• **EXERCISE AIM**: Determine which lines contain the word "广东现代国际展览中心施工管理规定", then copy those lines.

[Stored records]
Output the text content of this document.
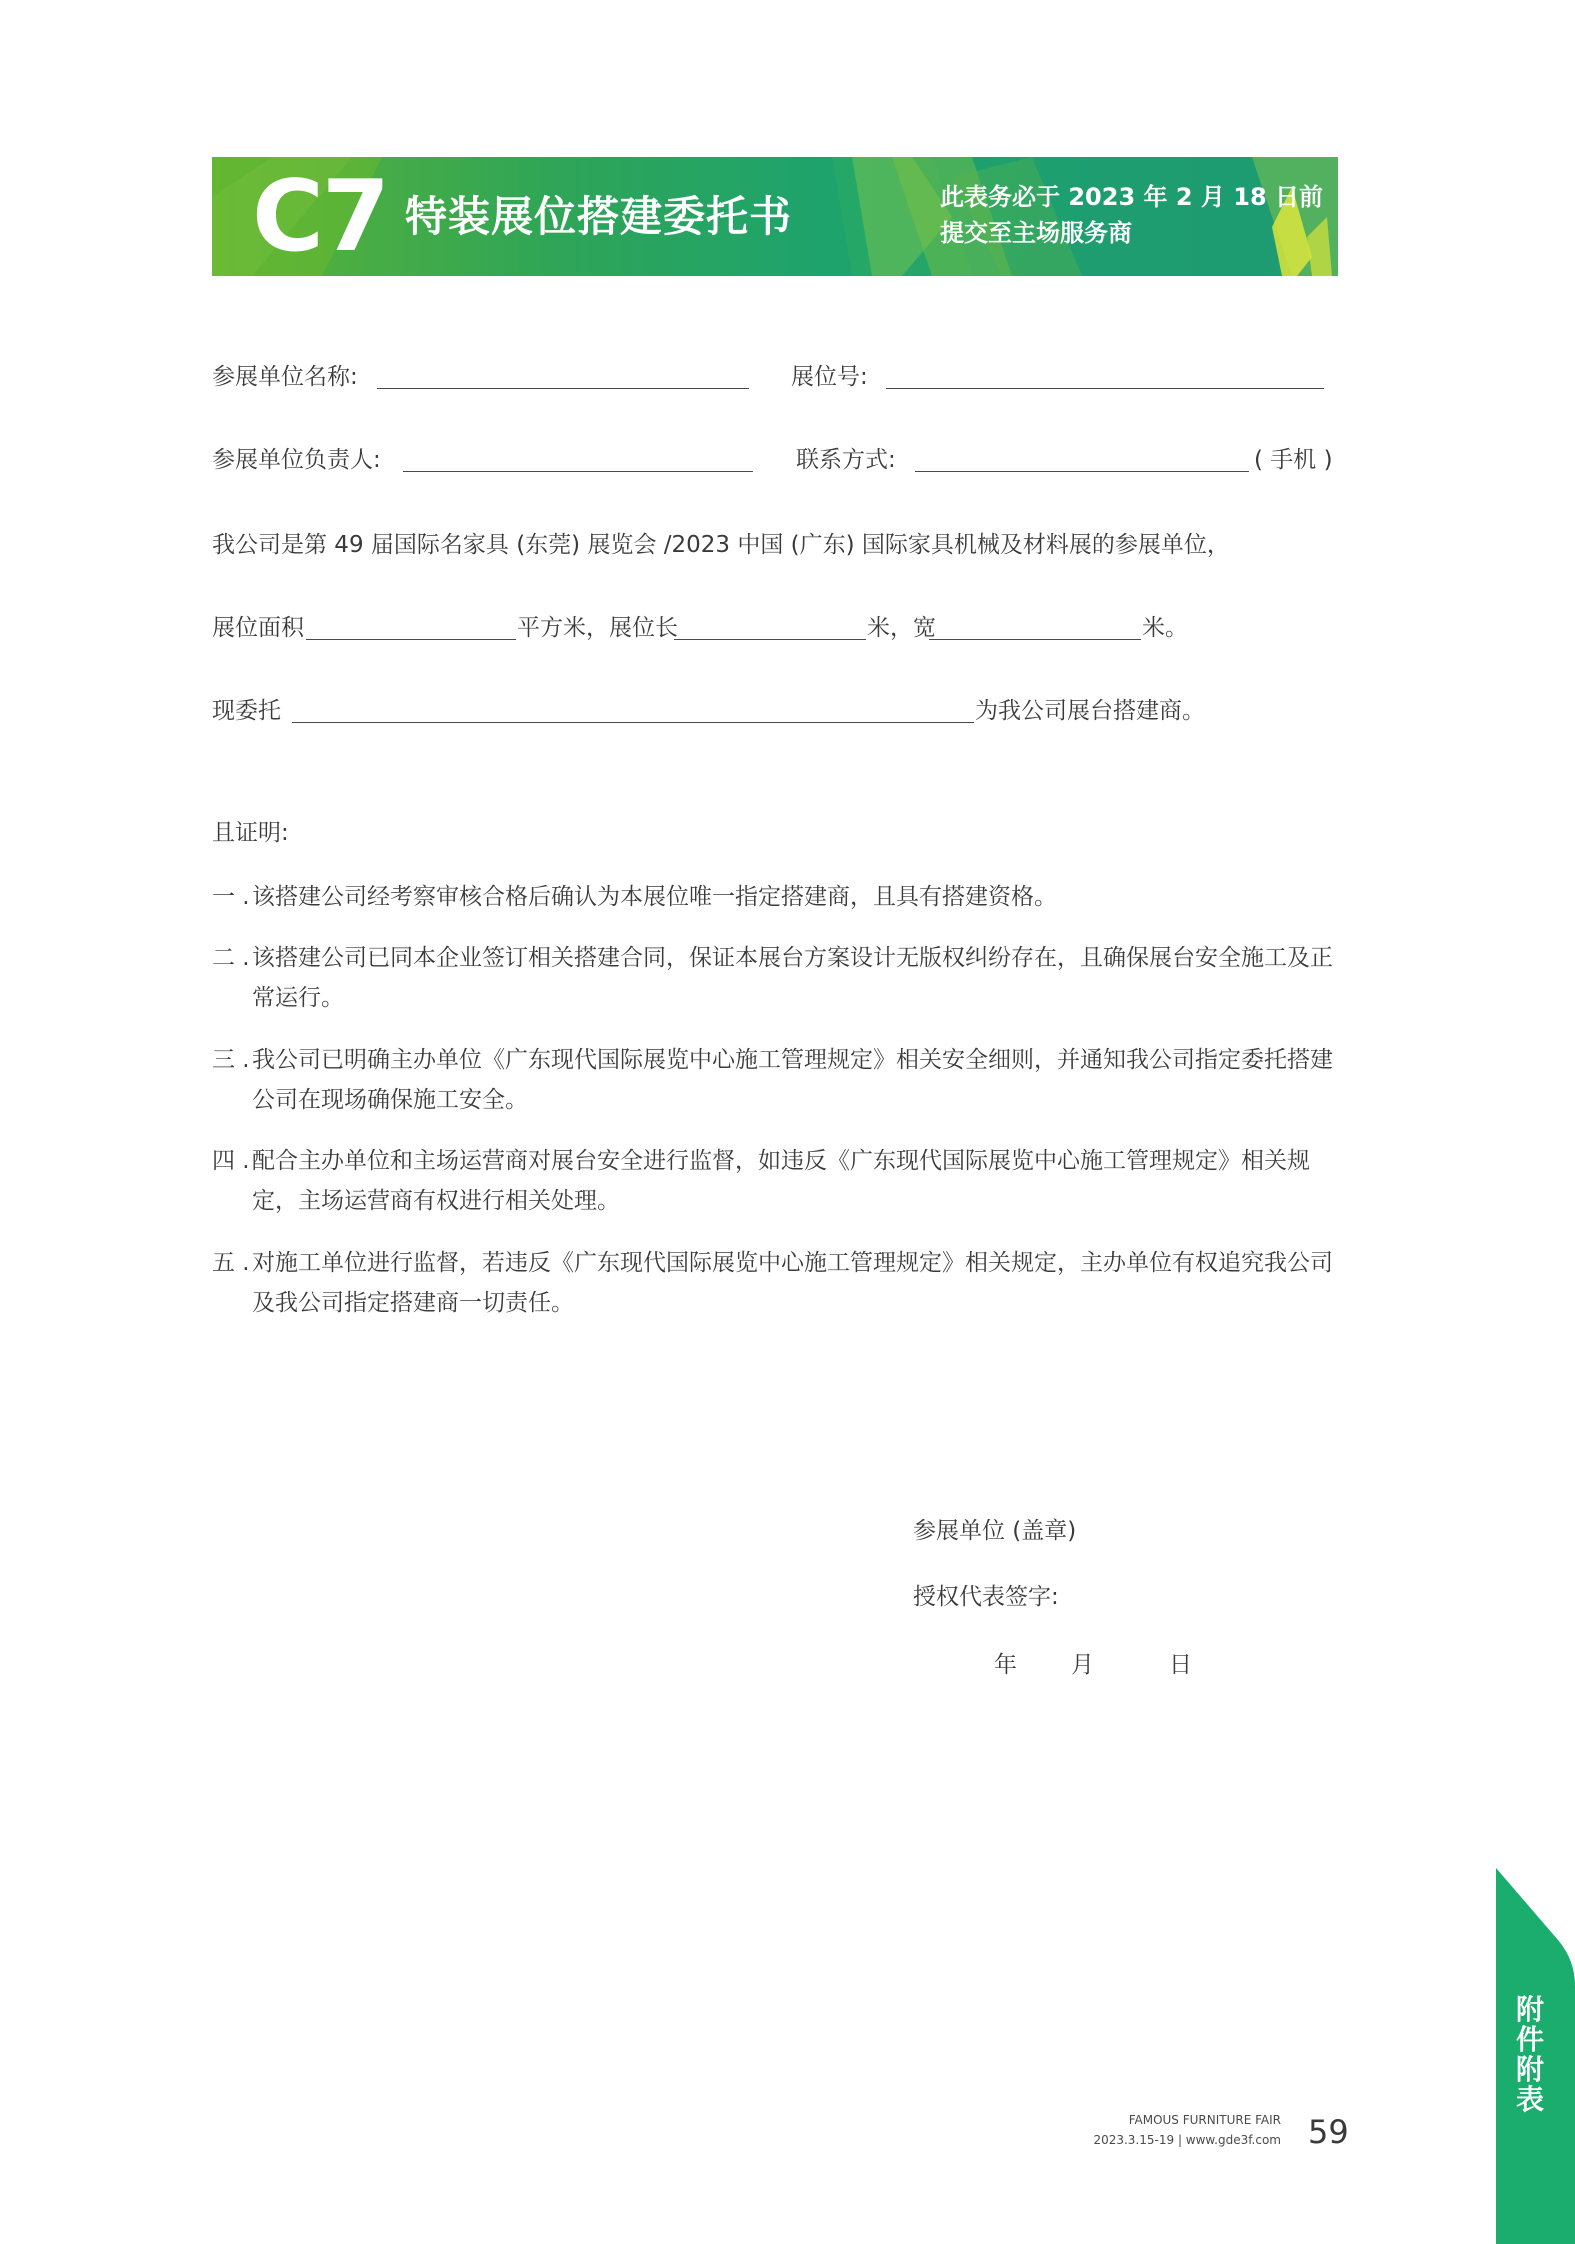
C7 特装展位搭建委托书	此表务必于 2023 年 2 月 18 日前
提交至主场服务商
参展单位名称:	展位号:
参展单位负责人:	联系方式:	( 手机 )
我公司是第 49 届国际名家具 (东莞) 展览会 /2023 中国 (广东) 国际家具机械及材料展的参展单位，
展位面积	平方米，展位长	米，宽	米。
现委托	为我公司展台搭建商。
且证明:
一 . 该搭建公司经考察审核合格后确认为本展位唯一指定搭建商，且具有搭建资格。
二 . 该搭建公司已同本企业签订相关搭建合同，保证本展台方案设计无版权纠纷存在，且确保展台安全施工及正常运行。
三 . 我公司已明确主办单位《广东现代国际展览中心施工管理规定》相关安全细则，并通知我公司指定委托搭建公司在现场确保施工安全。
四 . 配合主办单位和主场运营商对展台安全进行监督，如违反《广东现代国际展览中心施工管理规定》相关规定，主场运营商有权进行相关处理。
五 . 对施工单位进行监督，若违反《广东现代国际展览中心施工管理规定》相关规定，主办单位有权追究我公司及我公司指定搭建商一切责任。
参展单位 (盖章)
授权代表签字:
年 月	日
FAMOUS FURNITURE FAIR
2023.3.15-19 | www.gde3f.com 59
附件附表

• **TASK ANSWER**:
三 . 我公司已明确主办单位《广东现代国际展览中心施工管理规定》相关安全细则，并通知我公司指定委托搭建公司在现场确保施工安全。
四 . 配合主办单位和主场运营商对展台安全进行监督，如违反《广东现代国际展览中心施工管理规定》相关规定，主场运营商有权进行相关处理。
五 . 对施工单位进行监督，若违反《广东现代国际展览中心施工管理规定》相关规定，主办单位有权追究我公司及我公司指定搭建商一切责任。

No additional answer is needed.